**WORK INSTRUCTIONS**
Every line of the material that follows must be printed again exactly.

**RECORDED DATA**
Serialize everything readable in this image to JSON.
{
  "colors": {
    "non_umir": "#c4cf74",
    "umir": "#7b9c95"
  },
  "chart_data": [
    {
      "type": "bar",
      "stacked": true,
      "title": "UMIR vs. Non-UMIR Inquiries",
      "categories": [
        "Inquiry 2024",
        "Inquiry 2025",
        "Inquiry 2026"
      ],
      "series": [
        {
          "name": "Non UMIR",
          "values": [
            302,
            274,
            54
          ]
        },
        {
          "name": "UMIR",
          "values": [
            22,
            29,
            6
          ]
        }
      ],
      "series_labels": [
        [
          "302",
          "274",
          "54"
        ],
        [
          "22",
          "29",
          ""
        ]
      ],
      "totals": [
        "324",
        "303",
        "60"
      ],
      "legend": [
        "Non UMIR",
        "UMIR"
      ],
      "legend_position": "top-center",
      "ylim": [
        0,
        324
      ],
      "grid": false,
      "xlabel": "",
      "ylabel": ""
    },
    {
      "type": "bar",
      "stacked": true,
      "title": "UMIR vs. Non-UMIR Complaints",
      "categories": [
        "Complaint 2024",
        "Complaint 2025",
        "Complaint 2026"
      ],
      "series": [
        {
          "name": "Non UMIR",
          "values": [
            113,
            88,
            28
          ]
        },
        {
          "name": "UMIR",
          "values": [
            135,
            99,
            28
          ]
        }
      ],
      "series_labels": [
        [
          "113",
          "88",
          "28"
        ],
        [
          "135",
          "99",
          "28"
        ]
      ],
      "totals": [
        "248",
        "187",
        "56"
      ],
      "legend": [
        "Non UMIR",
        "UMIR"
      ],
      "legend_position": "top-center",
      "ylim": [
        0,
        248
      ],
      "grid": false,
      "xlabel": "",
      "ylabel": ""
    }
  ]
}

**EXPECTED ANSWER**
Serialize everything readable in this image to JSON.
{
  "colors": {
    "non_umir": "#c4cf74",
    "umir": "#7b9c95"
  },
  "chart_data": [
    {
      "type": "bar",
      "stacked": true,
      "title": "UMIR vs. Non-UMIR Inquiries",
      "categories": [
        "Inquiry 2024",
        "Inquiry 2025",
        "Inquiry 2026"
      ],
      "series": [
        {
          "name": "Non UMIR",
          "values": [
            302,
            274,
            54
          ]
        },
        {
          "name": "UMIR",
          "values": [
            22,
            29,
            6
          ]
        }
      ],
      "series_labels": [
        [
          "302",
          "274",
          "54"
        ],
        [
          "22",
          "29",
          ""
        ]
      ],
      "totals": [
        "324",
        "303",
        "60"
      ],
      "legend": [
        "Non UMIR",
        "UMIR"
      ],
      "legend_position": "top-center",
      "ylim": [
        0,
        324
      ],
      "grid": false,
      "xlabel": "",
      "ylabel": ""
    },
    {
      "type": "bar",
      "stacked": true,
      "title": "UMIR vs. Non-UMIR Complaints",
      "categories": [
        "Complaint 2024",
        "Complaint 2025",
        "Complaint 2026"
      ],
      "series": [
        {
          "name": "Non UMIR",
          "values": [
            113,
            88,
            28
          ]
        },
        {
          "name": "UMIR",
          "values": [
            135,
            99,
            28
          ]
        }
      ],
      "series_labels": [
        [
          "113",
          "88",
          "28"
        ],
        [
          "135",
          "99",
          "28"
        ]
      ],
      "totals": [
        "248",
        "187",
        "56"
      ],
      "legend": [
        "Non UMIR",
        "UMIR"
      ],
      "legend_position": "top-center",
      "ylim": [
        0,
        248
      ],
      "grid": false,
      "xlabel": "",
      "ylabel": ""
    }
  ]
}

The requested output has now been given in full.